Set exercise: From the data that follows, report how many lines hold the string "préfecture", giving only the number.

Supplied records:
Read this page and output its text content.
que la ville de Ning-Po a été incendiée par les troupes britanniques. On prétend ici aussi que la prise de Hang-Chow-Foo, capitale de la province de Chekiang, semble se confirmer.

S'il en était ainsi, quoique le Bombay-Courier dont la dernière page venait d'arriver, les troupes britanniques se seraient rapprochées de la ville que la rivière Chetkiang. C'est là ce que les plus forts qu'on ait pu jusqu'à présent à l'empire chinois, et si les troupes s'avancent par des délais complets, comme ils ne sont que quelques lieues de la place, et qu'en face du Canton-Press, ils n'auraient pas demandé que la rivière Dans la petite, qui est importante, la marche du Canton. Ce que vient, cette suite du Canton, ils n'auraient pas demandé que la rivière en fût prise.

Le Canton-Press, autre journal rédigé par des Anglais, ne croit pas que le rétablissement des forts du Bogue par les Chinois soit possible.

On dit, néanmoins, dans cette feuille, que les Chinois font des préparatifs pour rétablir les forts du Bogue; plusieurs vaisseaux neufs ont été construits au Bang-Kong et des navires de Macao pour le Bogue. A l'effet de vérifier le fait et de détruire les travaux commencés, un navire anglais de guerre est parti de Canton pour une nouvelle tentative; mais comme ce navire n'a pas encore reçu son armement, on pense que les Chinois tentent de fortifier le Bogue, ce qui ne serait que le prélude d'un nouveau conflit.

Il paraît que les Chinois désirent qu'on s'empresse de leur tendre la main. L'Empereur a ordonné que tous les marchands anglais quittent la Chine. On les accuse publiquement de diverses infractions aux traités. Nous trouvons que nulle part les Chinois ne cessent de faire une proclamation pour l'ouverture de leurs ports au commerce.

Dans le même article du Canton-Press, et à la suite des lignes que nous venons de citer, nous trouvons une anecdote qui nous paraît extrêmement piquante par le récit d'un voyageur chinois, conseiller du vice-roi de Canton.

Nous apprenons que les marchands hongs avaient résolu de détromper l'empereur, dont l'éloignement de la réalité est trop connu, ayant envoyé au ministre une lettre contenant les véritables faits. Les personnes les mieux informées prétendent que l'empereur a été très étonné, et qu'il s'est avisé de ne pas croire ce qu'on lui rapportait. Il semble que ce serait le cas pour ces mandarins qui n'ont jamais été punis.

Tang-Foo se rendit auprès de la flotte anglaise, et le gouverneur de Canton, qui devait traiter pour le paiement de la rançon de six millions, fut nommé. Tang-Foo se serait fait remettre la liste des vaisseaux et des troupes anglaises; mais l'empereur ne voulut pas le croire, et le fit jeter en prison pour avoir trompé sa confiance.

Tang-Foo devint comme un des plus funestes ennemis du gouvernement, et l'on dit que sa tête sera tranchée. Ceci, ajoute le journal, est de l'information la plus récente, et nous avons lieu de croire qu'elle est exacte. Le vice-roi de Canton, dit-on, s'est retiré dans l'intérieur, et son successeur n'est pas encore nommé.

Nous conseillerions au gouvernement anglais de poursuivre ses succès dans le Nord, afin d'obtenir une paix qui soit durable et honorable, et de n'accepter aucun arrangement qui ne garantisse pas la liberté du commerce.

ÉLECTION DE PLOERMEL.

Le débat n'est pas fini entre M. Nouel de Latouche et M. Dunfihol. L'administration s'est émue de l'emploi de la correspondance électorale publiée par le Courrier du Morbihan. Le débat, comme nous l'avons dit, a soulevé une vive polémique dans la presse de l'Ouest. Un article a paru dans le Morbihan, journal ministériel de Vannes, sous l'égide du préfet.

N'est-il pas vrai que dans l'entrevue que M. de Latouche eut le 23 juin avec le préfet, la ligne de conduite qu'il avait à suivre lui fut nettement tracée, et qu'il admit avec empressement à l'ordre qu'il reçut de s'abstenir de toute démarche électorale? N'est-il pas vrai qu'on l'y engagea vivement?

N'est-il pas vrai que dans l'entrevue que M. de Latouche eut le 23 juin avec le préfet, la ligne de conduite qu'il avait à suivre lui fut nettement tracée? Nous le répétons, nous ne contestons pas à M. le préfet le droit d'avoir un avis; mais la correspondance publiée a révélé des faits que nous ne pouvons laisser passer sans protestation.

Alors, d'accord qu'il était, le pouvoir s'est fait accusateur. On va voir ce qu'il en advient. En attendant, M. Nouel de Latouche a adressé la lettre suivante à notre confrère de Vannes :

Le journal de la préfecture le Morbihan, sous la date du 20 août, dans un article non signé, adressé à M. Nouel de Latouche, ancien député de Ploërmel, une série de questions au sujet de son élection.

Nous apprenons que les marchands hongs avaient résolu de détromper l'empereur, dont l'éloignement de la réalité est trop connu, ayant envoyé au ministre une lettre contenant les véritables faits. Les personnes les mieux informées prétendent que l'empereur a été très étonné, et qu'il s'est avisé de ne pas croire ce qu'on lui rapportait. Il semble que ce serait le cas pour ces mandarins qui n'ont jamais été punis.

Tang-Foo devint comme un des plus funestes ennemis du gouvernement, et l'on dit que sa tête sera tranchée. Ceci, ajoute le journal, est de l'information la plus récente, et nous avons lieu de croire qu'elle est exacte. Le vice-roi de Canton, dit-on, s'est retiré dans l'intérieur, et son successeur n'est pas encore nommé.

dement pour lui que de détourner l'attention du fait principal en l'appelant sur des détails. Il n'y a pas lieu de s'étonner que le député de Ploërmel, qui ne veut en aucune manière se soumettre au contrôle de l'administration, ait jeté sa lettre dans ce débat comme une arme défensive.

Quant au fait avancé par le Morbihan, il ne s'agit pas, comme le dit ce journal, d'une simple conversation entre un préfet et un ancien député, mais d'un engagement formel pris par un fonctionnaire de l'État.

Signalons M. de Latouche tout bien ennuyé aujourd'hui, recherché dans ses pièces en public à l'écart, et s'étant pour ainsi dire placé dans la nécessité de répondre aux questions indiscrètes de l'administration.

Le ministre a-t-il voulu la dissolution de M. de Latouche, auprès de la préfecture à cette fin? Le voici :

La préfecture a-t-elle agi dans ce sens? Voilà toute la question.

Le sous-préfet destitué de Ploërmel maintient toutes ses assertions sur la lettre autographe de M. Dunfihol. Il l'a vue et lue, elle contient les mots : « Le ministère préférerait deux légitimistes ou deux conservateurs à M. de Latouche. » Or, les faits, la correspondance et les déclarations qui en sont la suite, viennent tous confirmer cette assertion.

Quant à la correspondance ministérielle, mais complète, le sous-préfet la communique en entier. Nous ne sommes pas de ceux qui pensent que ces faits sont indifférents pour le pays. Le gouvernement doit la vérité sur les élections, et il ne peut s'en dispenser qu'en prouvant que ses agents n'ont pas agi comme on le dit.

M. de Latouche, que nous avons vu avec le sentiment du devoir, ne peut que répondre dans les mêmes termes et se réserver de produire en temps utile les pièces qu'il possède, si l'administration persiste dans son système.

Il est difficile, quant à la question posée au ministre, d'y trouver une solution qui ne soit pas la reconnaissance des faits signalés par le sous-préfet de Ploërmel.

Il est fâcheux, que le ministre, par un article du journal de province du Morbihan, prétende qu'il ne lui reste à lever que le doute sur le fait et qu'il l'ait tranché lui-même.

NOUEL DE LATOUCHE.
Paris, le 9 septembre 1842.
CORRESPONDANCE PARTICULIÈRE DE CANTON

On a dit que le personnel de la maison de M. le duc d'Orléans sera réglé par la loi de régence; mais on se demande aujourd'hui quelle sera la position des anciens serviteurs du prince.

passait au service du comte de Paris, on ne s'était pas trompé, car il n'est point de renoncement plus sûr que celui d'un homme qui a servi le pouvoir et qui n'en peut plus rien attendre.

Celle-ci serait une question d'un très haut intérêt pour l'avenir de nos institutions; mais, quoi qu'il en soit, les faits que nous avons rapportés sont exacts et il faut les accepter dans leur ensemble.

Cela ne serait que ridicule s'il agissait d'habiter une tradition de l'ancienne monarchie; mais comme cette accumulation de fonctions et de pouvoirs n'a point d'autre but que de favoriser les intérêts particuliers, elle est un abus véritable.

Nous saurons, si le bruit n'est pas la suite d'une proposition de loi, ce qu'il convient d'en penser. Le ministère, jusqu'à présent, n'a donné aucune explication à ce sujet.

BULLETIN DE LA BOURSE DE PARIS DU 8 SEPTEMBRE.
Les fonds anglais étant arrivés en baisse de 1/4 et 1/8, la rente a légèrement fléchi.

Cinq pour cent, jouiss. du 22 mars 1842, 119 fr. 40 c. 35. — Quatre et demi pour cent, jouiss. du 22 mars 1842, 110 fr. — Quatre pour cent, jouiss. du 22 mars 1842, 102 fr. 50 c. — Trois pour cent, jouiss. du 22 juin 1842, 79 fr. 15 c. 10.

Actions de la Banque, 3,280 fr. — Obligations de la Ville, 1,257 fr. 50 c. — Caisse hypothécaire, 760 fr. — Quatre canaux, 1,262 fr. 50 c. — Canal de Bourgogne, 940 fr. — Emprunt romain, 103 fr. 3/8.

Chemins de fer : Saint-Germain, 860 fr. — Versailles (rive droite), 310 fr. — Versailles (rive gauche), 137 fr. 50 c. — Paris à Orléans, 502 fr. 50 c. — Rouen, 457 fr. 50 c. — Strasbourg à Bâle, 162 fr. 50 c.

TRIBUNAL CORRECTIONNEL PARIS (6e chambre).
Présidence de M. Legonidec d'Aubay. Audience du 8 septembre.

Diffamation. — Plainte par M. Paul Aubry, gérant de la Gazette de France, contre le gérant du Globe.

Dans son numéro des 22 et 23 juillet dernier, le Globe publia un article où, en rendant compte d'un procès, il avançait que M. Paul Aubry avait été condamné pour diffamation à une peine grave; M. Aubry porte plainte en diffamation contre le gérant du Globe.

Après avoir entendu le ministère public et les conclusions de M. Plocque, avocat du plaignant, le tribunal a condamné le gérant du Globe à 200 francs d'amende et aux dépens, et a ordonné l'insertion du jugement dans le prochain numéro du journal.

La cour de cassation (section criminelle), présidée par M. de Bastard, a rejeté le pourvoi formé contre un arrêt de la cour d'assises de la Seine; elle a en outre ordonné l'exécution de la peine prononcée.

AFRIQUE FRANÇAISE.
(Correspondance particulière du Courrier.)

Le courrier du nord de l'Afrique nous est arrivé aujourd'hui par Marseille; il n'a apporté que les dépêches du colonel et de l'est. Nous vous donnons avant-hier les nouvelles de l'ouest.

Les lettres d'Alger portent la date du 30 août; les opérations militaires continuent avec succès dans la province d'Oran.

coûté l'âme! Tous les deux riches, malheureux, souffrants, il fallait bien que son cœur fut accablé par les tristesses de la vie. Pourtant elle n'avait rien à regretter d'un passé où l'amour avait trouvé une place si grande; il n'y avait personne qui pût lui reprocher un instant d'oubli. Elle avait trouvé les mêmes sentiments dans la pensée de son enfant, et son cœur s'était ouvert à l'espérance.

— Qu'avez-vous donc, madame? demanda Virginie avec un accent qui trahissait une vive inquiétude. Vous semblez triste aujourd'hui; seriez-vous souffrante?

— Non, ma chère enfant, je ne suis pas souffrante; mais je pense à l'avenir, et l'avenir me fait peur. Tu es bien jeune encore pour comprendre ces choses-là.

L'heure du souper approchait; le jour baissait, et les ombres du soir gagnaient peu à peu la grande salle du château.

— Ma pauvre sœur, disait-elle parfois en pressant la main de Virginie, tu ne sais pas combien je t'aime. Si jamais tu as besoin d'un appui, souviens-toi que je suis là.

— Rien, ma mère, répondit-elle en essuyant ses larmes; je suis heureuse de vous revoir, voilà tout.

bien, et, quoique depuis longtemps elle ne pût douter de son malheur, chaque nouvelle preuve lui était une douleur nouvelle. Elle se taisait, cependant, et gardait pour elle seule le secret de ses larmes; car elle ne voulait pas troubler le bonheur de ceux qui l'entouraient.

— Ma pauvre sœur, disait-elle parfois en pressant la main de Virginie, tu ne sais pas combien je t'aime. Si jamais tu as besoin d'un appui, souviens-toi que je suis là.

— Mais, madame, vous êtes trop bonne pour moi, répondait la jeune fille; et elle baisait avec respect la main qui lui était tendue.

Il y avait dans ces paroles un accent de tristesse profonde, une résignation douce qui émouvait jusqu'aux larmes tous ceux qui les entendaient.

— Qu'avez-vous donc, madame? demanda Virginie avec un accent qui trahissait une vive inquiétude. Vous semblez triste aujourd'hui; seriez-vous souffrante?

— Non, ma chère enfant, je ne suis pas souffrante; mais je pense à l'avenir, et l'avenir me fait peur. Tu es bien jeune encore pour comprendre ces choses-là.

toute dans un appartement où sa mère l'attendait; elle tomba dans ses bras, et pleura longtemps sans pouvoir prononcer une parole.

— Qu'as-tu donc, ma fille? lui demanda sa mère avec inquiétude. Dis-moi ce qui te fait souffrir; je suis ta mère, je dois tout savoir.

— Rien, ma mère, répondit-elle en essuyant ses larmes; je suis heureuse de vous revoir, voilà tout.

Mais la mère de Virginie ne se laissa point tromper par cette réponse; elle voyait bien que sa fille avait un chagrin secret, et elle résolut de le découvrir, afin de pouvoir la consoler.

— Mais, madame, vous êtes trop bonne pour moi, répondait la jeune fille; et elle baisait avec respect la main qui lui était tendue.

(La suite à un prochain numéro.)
* * *
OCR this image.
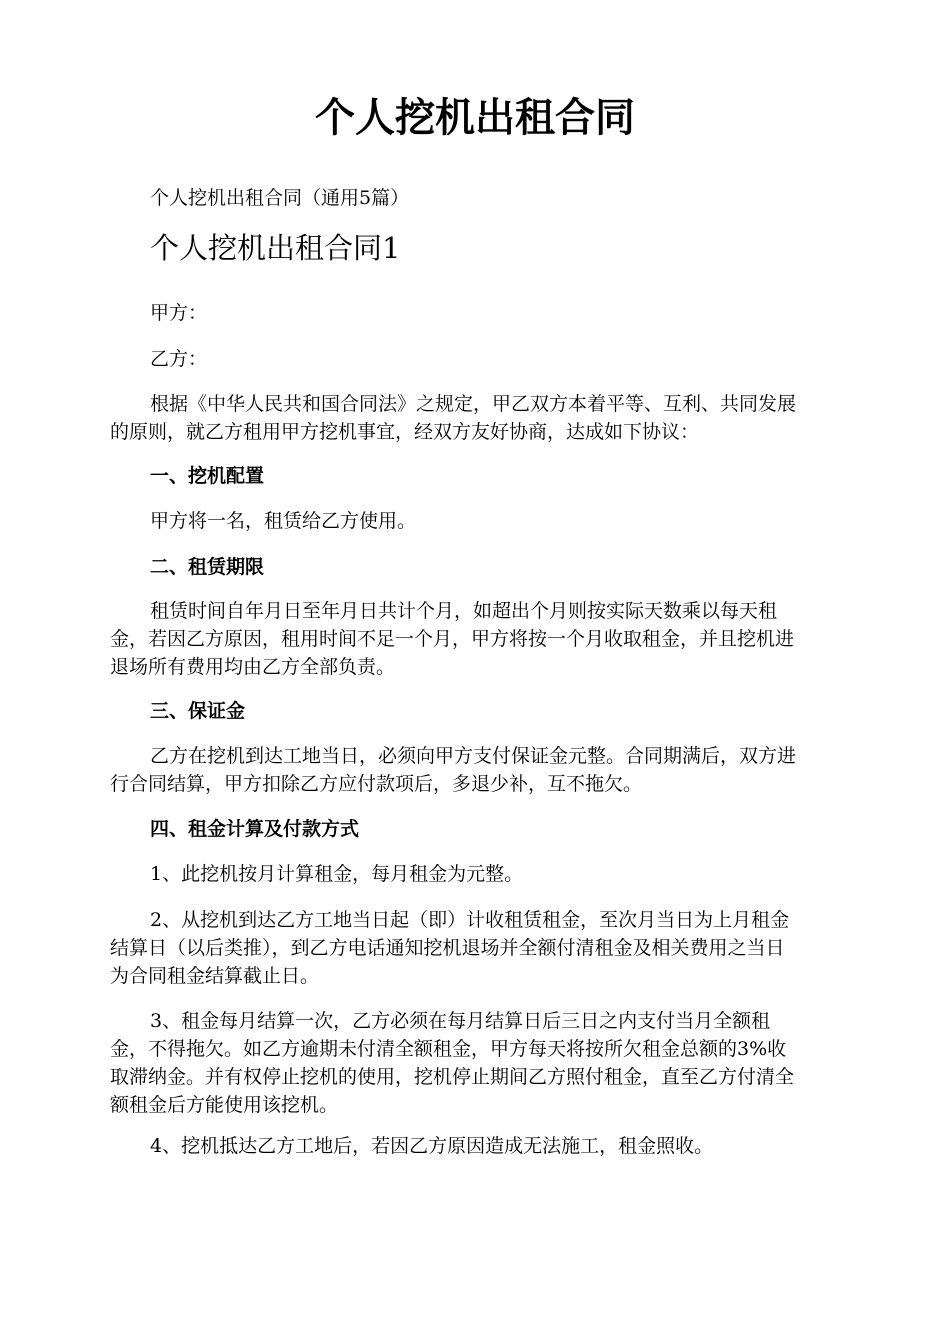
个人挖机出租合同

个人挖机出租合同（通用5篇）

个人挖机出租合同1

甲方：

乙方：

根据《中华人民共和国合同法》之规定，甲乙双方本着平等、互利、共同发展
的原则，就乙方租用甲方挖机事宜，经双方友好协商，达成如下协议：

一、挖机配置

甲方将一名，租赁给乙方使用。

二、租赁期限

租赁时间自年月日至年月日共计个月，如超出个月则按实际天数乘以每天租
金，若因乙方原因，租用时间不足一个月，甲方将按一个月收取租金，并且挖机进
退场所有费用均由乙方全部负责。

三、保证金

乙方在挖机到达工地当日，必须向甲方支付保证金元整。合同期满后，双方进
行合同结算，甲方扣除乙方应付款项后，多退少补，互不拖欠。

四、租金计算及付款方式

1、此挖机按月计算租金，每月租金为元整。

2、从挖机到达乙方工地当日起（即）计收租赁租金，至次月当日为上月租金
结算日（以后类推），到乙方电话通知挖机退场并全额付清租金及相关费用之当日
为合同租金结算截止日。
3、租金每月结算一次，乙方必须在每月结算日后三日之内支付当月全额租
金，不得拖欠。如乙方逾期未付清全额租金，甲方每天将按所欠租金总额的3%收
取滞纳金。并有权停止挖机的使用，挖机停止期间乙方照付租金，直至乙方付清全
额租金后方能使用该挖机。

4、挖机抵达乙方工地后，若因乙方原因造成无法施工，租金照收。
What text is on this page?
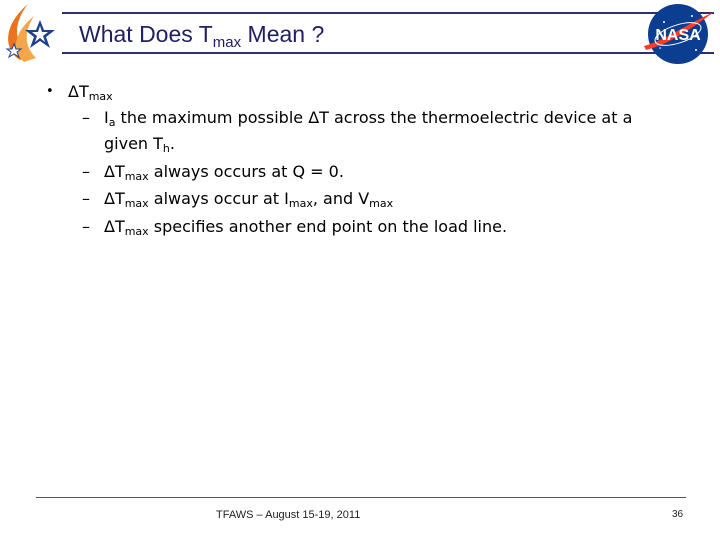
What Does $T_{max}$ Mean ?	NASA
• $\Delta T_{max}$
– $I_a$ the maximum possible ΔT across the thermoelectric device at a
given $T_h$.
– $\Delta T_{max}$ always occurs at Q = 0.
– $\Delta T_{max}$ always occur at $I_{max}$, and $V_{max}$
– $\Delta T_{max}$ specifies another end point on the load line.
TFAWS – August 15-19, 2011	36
...
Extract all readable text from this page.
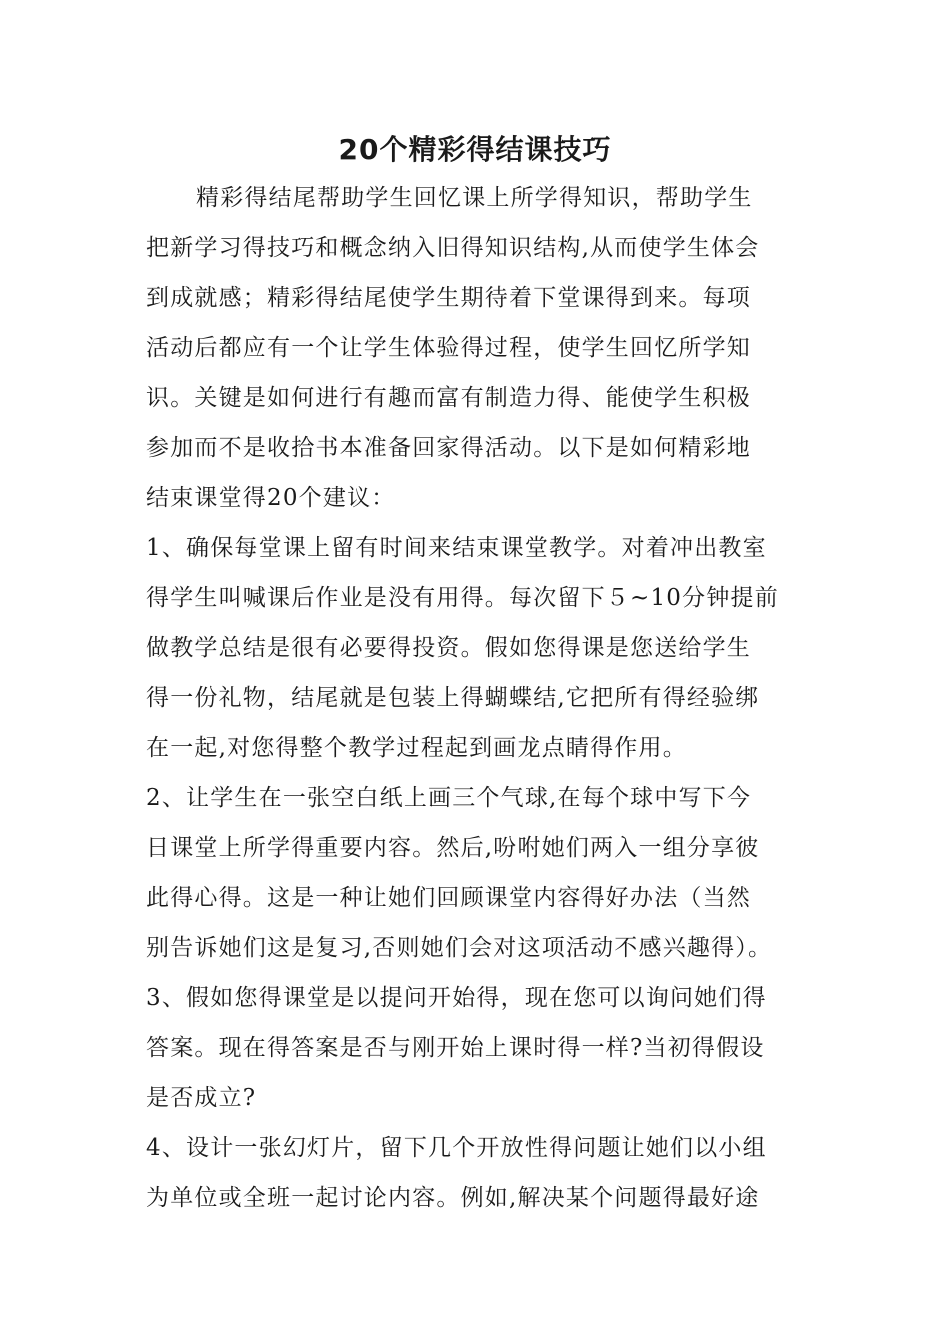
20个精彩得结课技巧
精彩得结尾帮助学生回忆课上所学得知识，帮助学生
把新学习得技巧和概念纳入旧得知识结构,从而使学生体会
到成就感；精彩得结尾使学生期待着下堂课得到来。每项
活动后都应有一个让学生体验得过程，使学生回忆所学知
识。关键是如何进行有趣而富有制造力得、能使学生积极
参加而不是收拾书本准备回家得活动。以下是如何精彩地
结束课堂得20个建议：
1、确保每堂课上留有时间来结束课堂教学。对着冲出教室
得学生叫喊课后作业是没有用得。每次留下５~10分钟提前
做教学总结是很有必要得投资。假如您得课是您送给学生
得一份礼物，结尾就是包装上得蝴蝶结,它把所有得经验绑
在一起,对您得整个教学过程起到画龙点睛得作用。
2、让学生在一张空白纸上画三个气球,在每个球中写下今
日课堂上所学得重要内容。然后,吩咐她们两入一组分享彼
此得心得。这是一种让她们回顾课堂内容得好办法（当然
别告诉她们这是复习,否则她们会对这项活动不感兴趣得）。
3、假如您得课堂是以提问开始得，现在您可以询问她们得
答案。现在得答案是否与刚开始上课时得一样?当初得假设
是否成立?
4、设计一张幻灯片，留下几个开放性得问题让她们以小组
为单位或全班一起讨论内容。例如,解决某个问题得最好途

In response: 3